Saved data entries
+===+

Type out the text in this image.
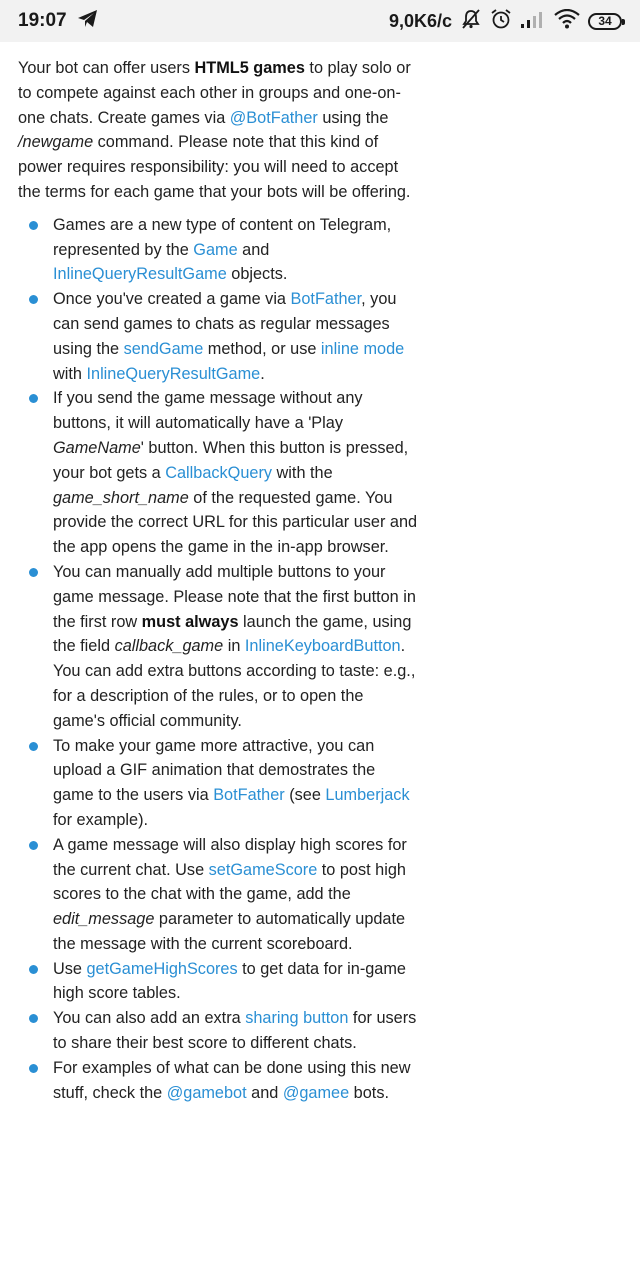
19:07	9,0K6/c	34

Your bot can offer users HTML5 games to play solo or to compete against each other in groups and one-on-one chats. Create games via @BotFather using the /newgame command. Please note that this kind of power requires responsibility: you will need to accept the terms for each game that your bots will be offering.

Games are a new type of content on Telegram, represented by the Game and InlineQueryResultGame objects.
Once you've created a game via BotFather, you can send games to chats as regular messages using the sendGame method, or use inline mode with InlineQueryResultGame.
If you send the game message without any buttons, it will automatically have a 'Play GameName' button. When this button is pressed, your bot gets a CallbackQuery with the game_short_name of the requested game. You provide the correct URL for this particular user and the app opens the game in the in-app browser.
You can manually add multiple buttons to your game message. Please note that the first button in the first row must always launch the game, using the field callback_game in InlineKeyboardButton. You can add extra buttons according to taste: e.g., for a description of the rules, or to open the game's official community.
To make your game more attractive, you can upload a GIF animation that demostrates the game to the users via BotFather (see Lumberjack for example).
A game message will also display high scores for the current chat. Use setGameScore to post high scores to the chat with the game, add the edit_message parameter to automatically update the message with the current scoreboard.
Use getGameHighScores to get data for in-game high score tables.
You can also add an extra sharing button for users to share their best score to different chats.
For examples of what can be done using this new stuff, check the @gamebot and @gamee bots.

+===+

#### [What you need to do]
Output every entry exactly as given; pictures are not part of the copy.

#### [Full output]
Type out the text in this image.
19:07	9,0K6/c	34

Your bot can offer users HTML5 games to play solo or to compete against each other in groups and one-on-one chats. Create games via @BotFather using the /newgame command. Please note that this kind of power requires responsibility: you will need to accept the terms for each game that your bots will be offering.

Games are a new type of content on Telegram, represented by the Game and InlineQueryResultGame objects.
Once you've created a game via BotFather, you can send games to chats as regular messages using the sendGame method, or use inline mode with InlineQueryResultGame.
If you send the game message without any buttons, it will automatically have a 'Play GameName' button. When this button is pressed, your bot gets a CallbackQuery with the game_short_name of the requested game. You provide the correct URL for this particular user and the app opens the game in the in-app browser.
You can manually add multiple buttons to your game message. Please note that the first button in the first row must always launch the game, using the field callback_game in InlineKeyboardButton. You can add extra buttons according to taste: e.g., for a description of the rules, or to open the game's official community.
To make your game more attractive, you can upload a GIF animation that demostrates the game to the users via BotFather (see Lumberjack for example).
A game message will also display high scores for the current chat. Use setGameScore to post high scores to the chat with the game, add the edit_message parameter to automatically update the message with the current scoreboard.
Use getGameHighScores to get data for in-game high score tables.
You can also add an extra sharing button for users to share their best score to different chats.
For examples of what can be done using this new stuff, check the @gamebot and @gamee bots.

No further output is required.